EXERCISE BRIEF >> Identify each line below that contains the word "Chocolate", and copy it out.

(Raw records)

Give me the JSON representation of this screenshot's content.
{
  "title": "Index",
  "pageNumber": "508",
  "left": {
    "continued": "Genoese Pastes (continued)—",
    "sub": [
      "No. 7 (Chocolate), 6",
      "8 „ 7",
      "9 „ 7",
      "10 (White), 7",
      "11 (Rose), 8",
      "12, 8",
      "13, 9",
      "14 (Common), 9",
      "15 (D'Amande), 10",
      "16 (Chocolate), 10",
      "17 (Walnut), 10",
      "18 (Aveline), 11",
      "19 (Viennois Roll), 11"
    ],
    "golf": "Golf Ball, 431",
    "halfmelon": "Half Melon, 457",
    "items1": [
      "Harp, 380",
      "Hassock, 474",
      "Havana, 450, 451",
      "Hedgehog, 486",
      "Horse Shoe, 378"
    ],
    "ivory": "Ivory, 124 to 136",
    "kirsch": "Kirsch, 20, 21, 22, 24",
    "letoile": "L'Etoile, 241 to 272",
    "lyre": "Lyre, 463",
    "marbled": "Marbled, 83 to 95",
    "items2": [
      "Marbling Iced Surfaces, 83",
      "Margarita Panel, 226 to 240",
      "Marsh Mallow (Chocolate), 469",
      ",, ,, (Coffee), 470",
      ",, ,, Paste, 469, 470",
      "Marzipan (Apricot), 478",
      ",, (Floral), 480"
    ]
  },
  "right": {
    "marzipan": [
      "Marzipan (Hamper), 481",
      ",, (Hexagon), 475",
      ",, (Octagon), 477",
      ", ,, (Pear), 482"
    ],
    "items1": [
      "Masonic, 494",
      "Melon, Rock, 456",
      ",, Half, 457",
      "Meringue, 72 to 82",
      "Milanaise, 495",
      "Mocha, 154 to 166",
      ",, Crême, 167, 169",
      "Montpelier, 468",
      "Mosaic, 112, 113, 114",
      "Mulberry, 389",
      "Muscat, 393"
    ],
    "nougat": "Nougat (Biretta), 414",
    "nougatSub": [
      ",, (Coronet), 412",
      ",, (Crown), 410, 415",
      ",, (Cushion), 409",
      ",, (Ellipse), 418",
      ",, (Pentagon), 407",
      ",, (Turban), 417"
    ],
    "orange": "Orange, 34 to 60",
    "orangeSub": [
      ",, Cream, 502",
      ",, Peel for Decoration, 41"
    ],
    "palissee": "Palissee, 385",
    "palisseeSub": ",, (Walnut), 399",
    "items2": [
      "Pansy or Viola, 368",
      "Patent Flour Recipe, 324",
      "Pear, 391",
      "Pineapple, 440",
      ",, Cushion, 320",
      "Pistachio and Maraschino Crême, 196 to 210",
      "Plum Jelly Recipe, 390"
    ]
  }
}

SOLUTION FOR THIS PROBLEM >>
      "No. 7 (Chocolate), 6",
      "16 (Chocolate), 10",
      "Marsh Mallow (Chocolate), 469",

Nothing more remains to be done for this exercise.